● Data for this task:
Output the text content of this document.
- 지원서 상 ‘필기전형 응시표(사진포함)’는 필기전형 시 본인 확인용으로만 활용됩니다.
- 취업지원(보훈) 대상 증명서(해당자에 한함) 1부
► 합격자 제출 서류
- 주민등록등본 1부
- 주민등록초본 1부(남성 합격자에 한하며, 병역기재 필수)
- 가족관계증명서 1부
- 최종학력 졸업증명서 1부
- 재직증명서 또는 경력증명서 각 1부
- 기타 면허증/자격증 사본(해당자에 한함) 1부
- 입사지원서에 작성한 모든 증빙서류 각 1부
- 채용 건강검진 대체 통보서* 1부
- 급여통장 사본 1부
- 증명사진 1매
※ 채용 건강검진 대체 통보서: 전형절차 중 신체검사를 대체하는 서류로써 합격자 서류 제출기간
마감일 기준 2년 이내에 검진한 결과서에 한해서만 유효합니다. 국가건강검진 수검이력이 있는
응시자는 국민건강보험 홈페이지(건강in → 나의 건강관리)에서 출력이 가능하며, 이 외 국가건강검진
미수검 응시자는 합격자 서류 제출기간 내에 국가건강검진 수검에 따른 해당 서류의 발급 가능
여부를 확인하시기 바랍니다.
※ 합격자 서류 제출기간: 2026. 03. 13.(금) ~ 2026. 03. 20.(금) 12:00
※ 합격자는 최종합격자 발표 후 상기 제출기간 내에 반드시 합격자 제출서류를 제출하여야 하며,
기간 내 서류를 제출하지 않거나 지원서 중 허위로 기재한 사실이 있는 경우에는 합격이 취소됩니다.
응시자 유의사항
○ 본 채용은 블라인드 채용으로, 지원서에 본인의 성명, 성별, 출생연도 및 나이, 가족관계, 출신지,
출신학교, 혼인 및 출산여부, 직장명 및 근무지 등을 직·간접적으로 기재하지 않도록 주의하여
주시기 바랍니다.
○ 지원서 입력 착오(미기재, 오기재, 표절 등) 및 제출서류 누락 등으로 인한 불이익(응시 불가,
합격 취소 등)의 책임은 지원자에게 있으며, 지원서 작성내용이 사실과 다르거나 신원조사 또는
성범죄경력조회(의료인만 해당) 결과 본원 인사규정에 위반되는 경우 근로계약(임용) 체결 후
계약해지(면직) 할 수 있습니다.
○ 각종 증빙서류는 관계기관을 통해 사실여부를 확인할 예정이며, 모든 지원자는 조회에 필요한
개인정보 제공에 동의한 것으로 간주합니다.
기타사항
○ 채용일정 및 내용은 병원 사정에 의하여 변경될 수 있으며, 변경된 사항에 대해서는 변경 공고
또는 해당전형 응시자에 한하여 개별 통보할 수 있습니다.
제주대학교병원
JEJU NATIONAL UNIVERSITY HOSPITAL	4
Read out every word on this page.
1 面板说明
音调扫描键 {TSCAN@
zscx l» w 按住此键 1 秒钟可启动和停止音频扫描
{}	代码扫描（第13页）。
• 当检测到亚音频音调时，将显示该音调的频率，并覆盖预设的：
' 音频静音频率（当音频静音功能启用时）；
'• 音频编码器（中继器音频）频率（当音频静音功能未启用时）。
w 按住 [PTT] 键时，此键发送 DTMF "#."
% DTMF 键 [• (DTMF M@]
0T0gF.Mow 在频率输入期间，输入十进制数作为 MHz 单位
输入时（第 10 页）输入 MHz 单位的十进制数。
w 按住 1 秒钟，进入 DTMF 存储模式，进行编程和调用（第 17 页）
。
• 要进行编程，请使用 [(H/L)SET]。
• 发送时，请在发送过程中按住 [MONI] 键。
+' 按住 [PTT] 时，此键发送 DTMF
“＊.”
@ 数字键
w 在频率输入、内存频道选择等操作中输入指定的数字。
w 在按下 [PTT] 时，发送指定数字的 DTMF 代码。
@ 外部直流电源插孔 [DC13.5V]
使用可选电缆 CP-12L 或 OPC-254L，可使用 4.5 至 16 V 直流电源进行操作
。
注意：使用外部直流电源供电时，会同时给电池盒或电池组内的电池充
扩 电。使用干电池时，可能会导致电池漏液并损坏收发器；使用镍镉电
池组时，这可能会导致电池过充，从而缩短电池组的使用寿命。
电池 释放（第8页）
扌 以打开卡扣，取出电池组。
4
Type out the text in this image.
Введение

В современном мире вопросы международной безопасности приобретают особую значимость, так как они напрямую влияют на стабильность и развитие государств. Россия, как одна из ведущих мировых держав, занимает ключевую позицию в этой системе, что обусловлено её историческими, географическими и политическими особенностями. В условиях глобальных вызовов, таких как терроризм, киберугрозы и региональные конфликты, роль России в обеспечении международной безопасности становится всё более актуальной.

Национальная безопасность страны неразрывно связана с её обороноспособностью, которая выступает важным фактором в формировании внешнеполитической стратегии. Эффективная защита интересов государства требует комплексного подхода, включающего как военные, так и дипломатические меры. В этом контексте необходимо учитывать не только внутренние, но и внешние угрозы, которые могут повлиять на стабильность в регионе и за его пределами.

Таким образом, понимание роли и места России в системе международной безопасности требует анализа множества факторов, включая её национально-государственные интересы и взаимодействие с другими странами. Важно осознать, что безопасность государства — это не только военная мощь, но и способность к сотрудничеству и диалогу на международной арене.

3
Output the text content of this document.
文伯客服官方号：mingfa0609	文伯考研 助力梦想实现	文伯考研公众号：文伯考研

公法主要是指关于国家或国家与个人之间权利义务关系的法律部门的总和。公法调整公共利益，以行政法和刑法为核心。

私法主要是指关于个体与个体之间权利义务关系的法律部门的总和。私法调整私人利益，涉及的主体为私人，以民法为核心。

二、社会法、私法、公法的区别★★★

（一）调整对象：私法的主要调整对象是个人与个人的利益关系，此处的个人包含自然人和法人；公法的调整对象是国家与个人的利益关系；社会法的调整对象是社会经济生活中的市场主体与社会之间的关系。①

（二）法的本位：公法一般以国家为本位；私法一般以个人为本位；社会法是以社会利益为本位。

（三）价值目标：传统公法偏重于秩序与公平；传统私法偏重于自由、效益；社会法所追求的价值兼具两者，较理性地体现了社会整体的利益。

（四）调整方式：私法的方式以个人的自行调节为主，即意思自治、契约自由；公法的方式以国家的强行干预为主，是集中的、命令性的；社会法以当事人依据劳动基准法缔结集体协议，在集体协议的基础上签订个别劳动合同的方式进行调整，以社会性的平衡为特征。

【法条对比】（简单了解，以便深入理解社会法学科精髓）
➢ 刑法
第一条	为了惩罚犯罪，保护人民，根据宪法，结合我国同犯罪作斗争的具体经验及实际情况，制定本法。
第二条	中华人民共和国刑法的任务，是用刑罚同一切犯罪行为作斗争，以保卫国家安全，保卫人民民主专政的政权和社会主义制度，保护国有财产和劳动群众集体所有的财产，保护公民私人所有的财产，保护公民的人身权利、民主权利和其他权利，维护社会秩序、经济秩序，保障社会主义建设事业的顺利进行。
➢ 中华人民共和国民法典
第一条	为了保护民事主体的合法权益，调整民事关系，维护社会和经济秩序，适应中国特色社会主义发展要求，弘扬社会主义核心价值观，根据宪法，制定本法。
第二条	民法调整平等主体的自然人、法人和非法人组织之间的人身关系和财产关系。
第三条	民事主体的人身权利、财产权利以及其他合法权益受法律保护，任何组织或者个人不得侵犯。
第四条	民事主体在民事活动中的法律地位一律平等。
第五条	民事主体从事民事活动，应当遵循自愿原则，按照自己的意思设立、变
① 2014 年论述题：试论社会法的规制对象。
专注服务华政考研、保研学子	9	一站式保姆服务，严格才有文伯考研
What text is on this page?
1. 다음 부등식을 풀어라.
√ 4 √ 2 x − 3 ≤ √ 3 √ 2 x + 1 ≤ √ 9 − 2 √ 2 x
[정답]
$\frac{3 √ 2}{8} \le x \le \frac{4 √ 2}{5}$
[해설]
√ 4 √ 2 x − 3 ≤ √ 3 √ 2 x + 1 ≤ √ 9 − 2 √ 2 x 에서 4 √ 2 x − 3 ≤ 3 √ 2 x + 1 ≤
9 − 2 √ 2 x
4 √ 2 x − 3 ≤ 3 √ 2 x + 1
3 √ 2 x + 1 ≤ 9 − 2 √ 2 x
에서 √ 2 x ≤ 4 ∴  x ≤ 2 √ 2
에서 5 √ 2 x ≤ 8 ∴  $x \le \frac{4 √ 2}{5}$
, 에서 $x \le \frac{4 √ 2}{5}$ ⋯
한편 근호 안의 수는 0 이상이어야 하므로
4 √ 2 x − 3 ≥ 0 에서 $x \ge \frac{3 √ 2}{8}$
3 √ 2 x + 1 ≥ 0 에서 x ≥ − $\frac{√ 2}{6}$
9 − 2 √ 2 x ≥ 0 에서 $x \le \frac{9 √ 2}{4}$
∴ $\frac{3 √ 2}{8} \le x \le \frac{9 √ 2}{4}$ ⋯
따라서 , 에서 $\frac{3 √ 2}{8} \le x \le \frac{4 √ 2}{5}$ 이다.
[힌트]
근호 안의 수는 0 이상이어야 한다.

● Exercise instructions: With the line containing "What text is on this page?" as the first and the last line of the records as the final one, print exactly the lines in that span.

● Complete output:
What text is on this page?
1. 다음 부등식을 풀어라.
√ 4 √ 2 x − 3 ≤ √ 3 √ 2 x + 1 ≤ √ 9 − 2 √ 2 x
[정답]
$\frac{3 √ 2}{8} \le x \le \frac{4 √ 2}{5}$
[해설]
√ 4 √ 2 x − 3 ≤ √ 3 √ 2 x + 1 ≤ √ 9 − 2 √ 2 x 에서 4 √ 2 x − 3 ≤ 3 √ 2 x + 1 ≤
9 − 2 √ 2 x
4 √ 2 x − 3 ≤ 3 √ 2 x + 1
3 √ 2 x + 1 ≤ 9 − 2 √ 2 x
에서 √ 2 x ≤ 4 ∴  x ≤ 2 √ 2
에서 5 √ 2 x ≤ 8 ∴  $x \le \frac{4 √ 2}{5}$
, 에서 $x \le \frac{4 √ 2}{5}$ ⋯
한편 근호 안의 수는 0 이상이어야 하므로
4 √ 2 x − 3 ≥ 0 에서 $x \ge \frac{3 √ 2}{8}$
3 √ 2 x + 1 ≥ 0 에서 x ≥ − $\frac{√ 2}{6}$
9 − 2 √ 2 x ≥ 0 에서 $x \le \frac{9 √ 2}{4}$
∴ $\frac{3 √ 2}{8} \le x \le \frac{9 √ 2}{4}$ ⋯
따라서 , 에서 $\frac{3 √ 2}{8} \le x \le \frac{4 √ 2}{5}$ 이다.
[힌트]
근호 안의 수는 0 이상이어야 한다.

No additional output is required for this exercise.